**Excerpt to read:**
- - - - -
# Exotic knitted lace--Estonian Enchantment Shawl



## mollyannhad (Feb 1, 2011)

This shawl was inspired by all those lovely Estonian pattern stitches and their nupps. I discovered I really love to make nupps, the more you make the better at making them you will get. There is quite a few in this lacy shawl to work, but not so many you are overwhelmed. Every pattern stitch in this shawl was a joy to knit. It was intriguing to see how the center pattern worked up--it just seemed so bunchy as this type of stitch looks until it is finally finished with the blocking process. Then, the thrill of the finished look as all the wrinkles smoothed out into this gorgeous shawl!
- - - - -
**Required tasks:**
• a. From the shawl post, write out the part that opens with the words containing "# Exotic knitted" and closes with "this gorgeous shawl!".
• b. According to the shawl post, which process finally smooths out the bunchy look of the center pattern?

**Dataset extract:**
- - - - -
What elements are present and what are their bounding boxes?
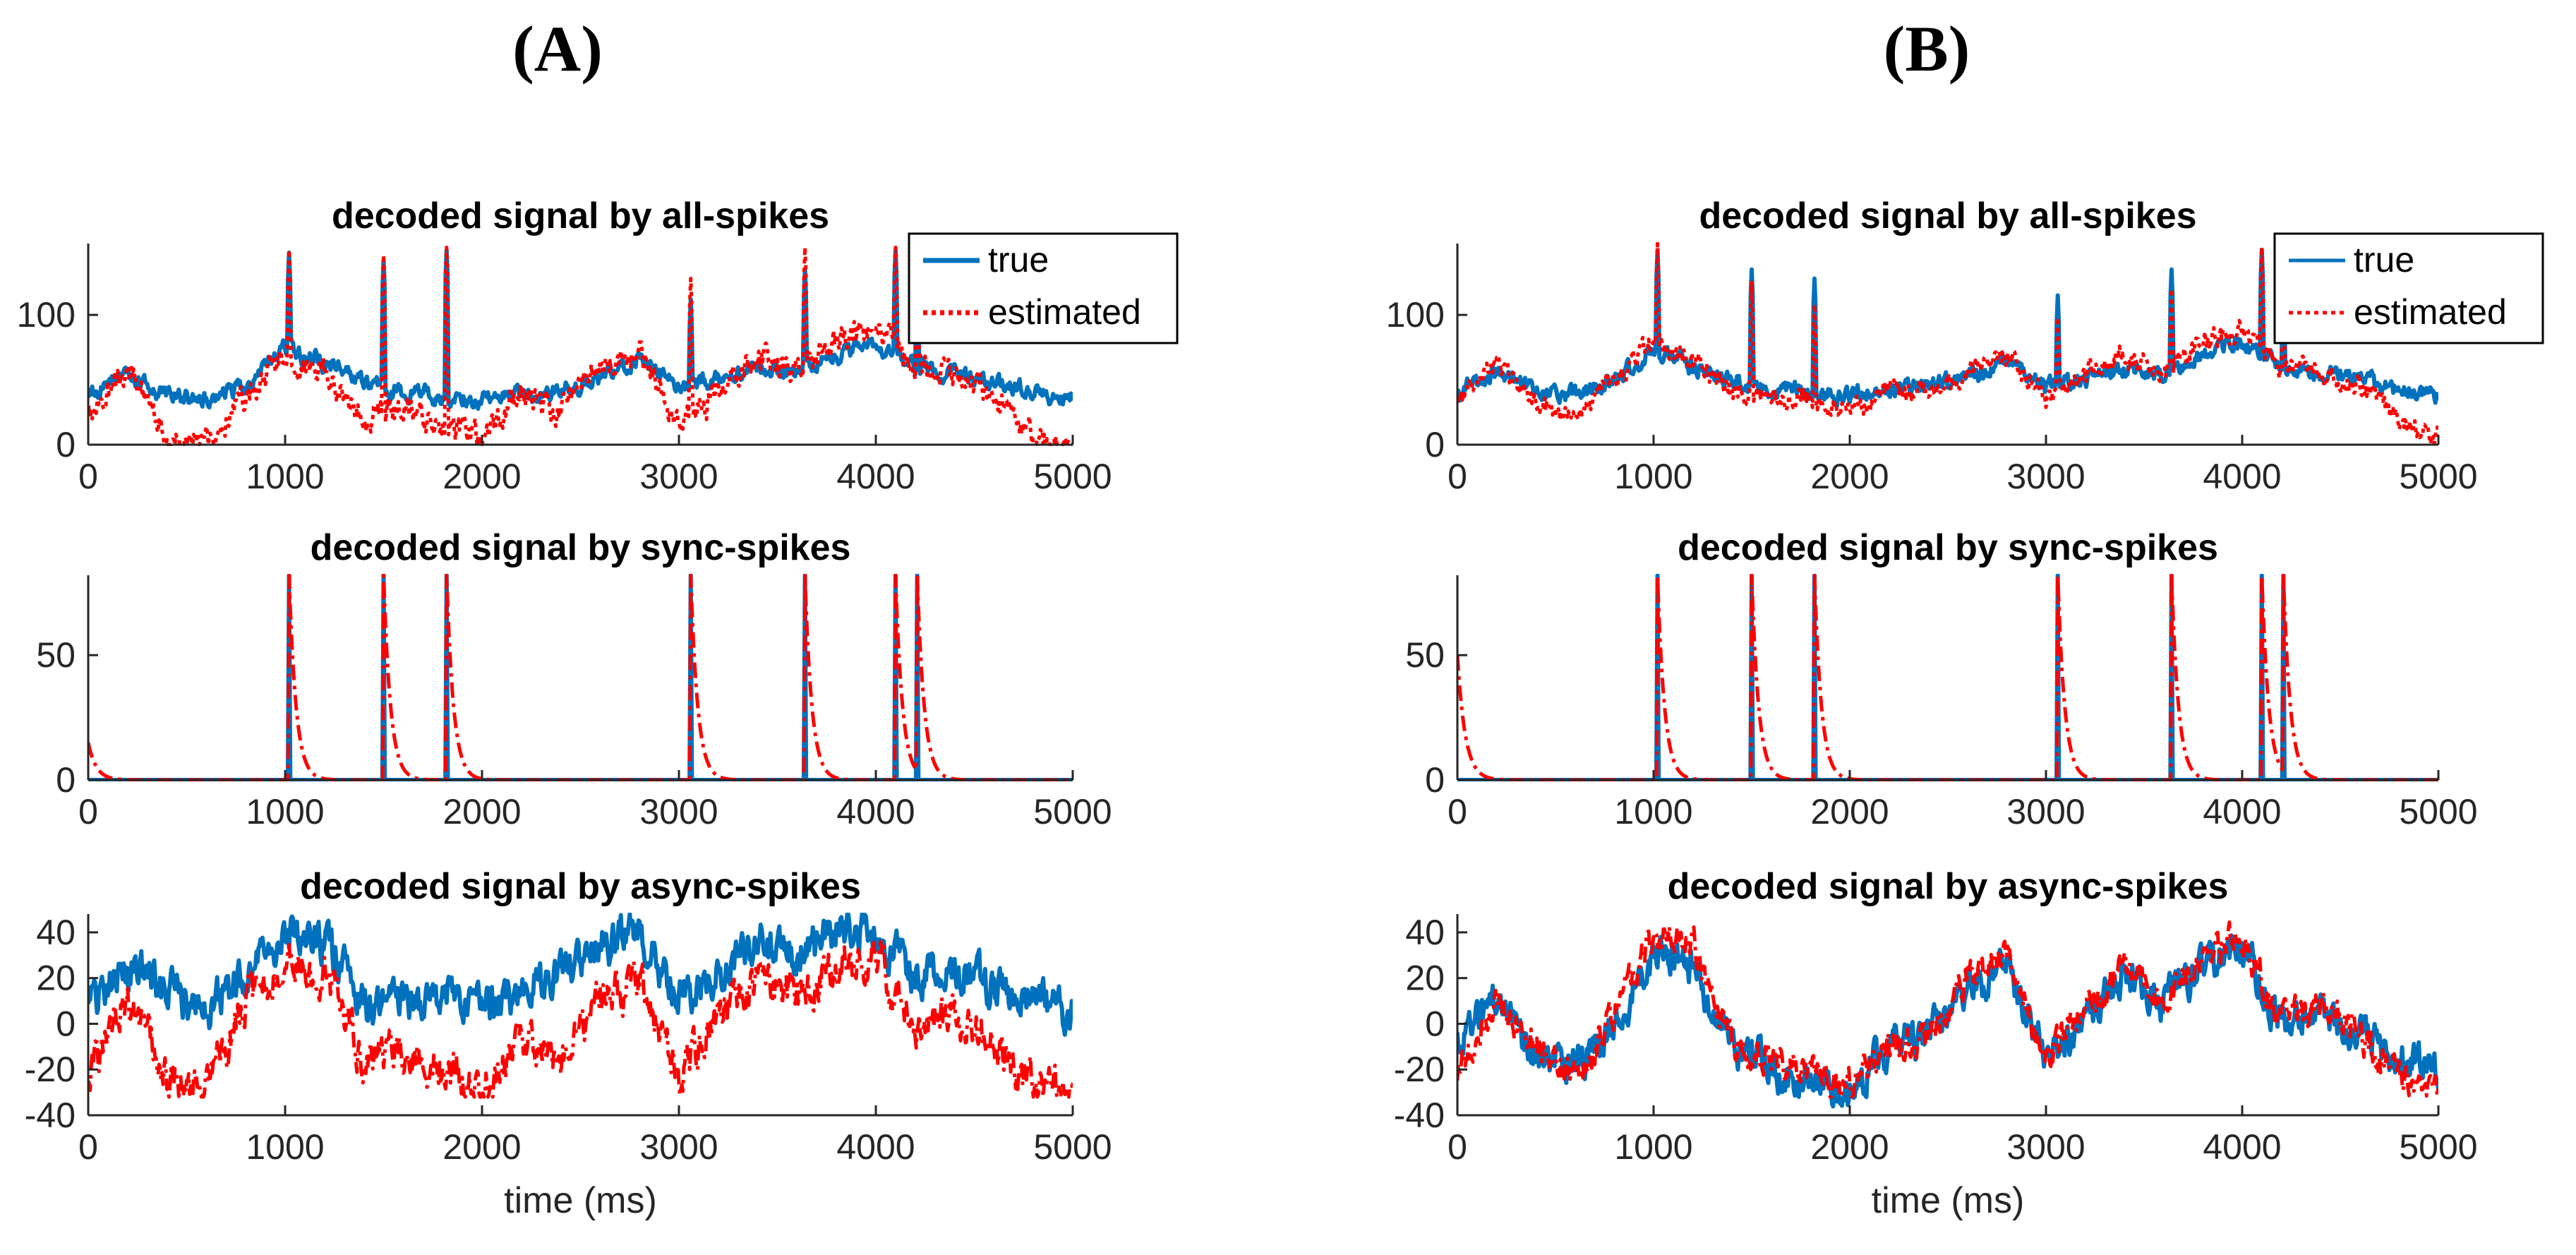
- - - - -
**Expected outputs:**
• a.
# Exotic knitted lace--Estonian Enchantment Shawl



## mollyannhad (Feb 1, 2011)

This shawl was inspired by all those lovely Estonian pattern stitches and their nupps. I discovered I really love to make nupps, the more you make the better at making them you will get. There is quite a few in this lacy shawl to work, but not so many you are overwhelmed. Every pattern stitch in this shawl was a joy to knit. It was intriguing to see how the center pattern worked up--it just seemed so bunchy as this type of stitch looks until it is finally finished with the blocking process. Then, the thrill of the finished look as all the wrinkles smoothed out into this gorgeous shawl!

• b. The blocking process.